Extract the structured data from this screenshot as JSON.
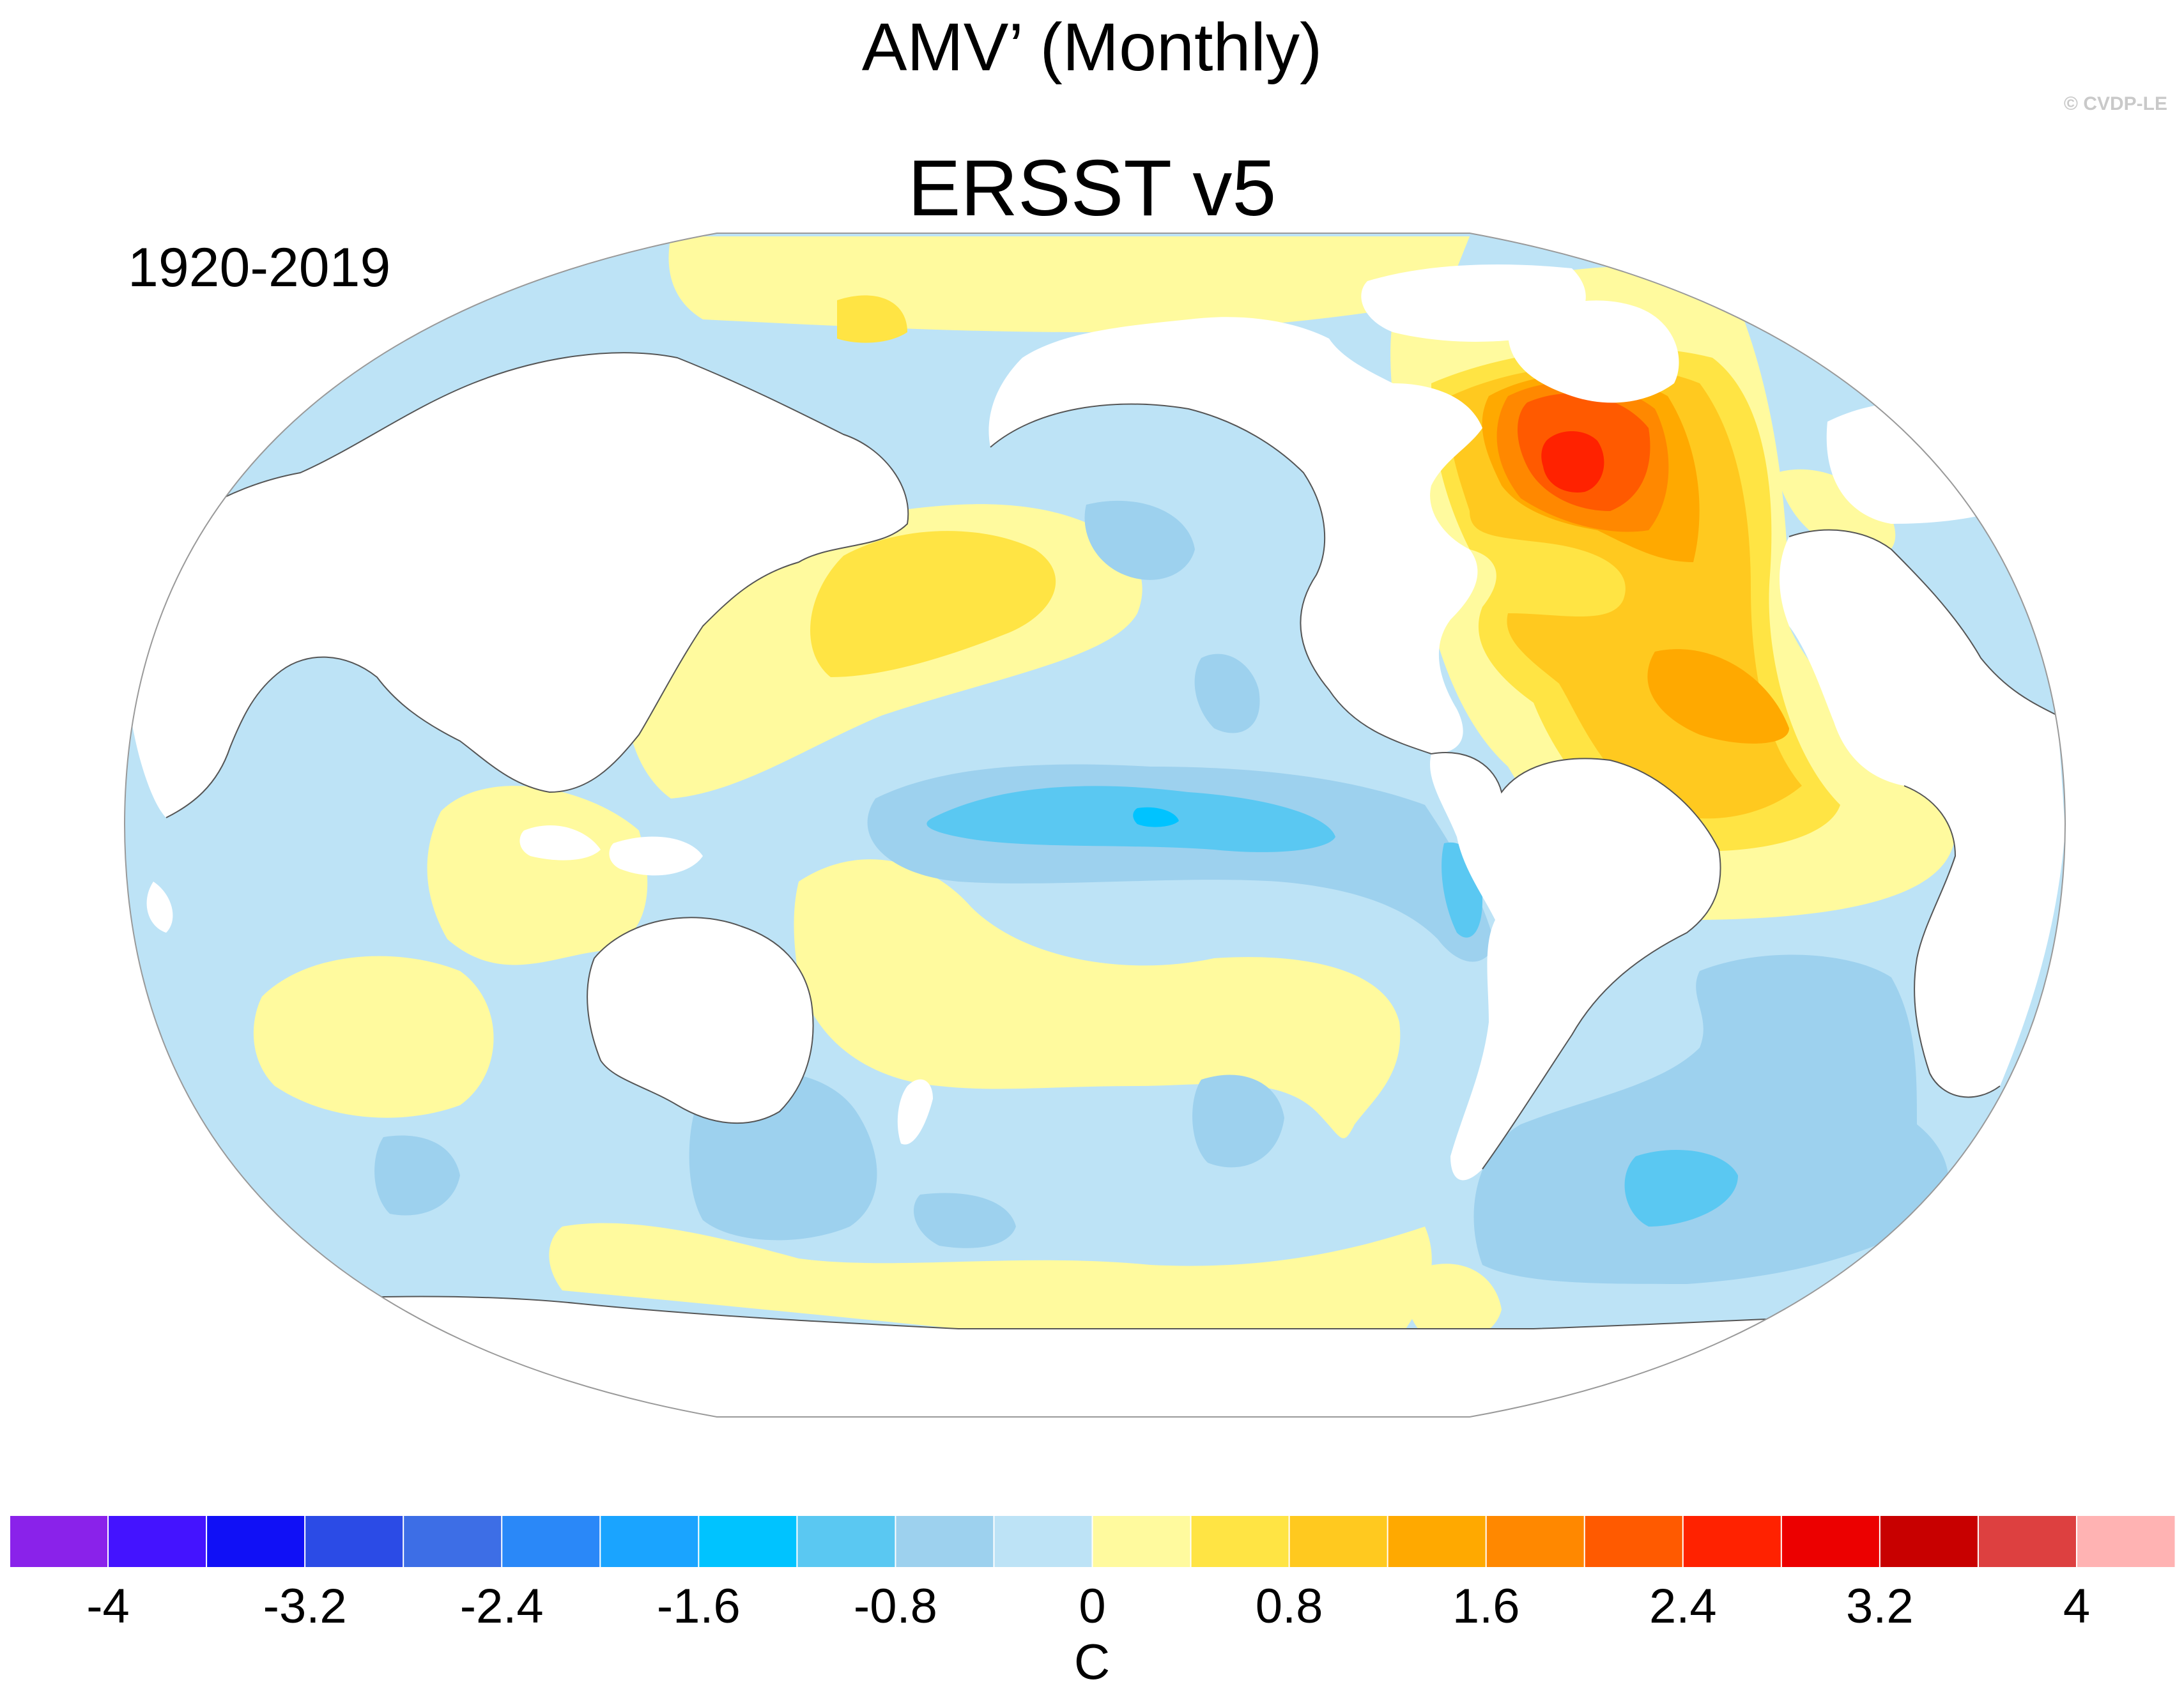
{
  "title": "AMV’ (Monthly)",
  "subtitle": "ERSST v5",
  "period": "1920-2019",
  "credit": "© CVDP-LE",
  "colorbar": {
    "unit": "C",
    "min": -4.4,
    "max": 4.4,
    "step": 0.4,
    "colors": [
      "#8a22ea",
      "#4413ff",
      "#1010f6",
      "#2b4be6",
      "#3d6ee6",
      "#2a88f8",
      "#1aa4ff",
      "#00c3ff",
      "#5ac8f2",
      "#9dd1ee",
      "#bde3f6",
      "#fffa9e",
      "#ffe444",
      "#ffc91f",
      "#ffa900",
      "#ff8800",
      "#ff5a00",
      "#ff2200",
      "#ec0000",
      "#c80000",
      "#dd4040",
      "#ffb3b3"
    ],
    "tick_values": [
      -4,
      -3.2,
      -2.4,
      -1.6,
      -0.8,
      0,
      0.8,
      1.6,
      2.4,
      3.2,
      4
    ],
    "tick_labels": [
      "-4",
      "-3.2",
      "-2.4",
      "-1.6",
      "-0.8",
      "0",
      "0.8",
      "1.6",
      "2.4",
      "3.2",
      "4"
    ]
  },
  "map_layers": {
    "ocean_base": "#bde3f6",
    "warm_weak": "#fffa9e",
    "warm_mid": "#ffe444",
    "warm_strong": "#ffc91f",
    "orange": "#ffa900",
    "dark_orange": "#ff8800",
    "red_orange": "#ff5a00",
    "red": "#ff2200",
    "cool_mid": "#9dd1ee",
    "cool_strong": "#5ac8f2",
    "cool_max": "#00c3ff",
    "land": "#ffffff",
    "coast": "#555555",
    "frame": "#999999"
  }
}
⁂
** What the exercise asks **
Copy the records above exactly. The pictures are not part of the copy.

** Problem solution **
Extract the structured data from this screenshot as JSON.
{
  "title": "AMV’ (Monthly)",
  "subtitle": "ERSST v5",
  "period": "1920-2019",
  "credit": "© CVDP-LE",
  "colorbar": {
    "unit": "C",
    "min": -4.4,
    "max": 4.4,
    "step": 0.4,
    "colors": [
      "#8a22ea",
      "#4413ff",
      "#1010f6",
      "#2b4be6",
      "#3d6ee6",
      "#2a88f8",
      "#1aa4ff",
      "#00c3ff",
      "#5ac8f2",
      "#9dd1ee",
      "#bde3f6",
      "#fffa9e",
      "#ffe444",
      "#ffc91f",
      "#ffa900",
      "#ff8800",
      "#ff5a00",
      "#ff2200",
      "#ec0000",
      "#c80000",
      "#dd4040",
      "#ffb3b3"
    ],
    "tick_values": [
      -4,
      -3.2,
      -2.4,
      -1.6,
      -0.8,
      0,
      0.8,
      1.6,
      2.4,
      3.2,
      4
    ],
    "tick_labels": [
      "-4",
      "-3.2",
      "-2.4",
      "-1.6",
      "-0.8",
      "0",
      "0.8",
      "1.6",
      "2.4",
      "3.2",
      "4"
    ]
  },
  "map_layers": {
    "ocean_base": "#bde3f6",
    "warm_weak": "#fffa9e",
    "warm_mid": "#ffe444",
    "warm_strong": "#ffc91f",
    "orange": "#ffa900",
    "dark_orange": "#ff8800",
    "red_orange": "#ff5a00",
    "red": "#ff2200",
    "cool_mid": "#9dd1ee",
    "cool_strong": "#5ac8f2",
    "cool_max": "#00c3ff",
    "land": "#ffffff",
    "coast": "#555555",
    "frame": "#999999"
  }
}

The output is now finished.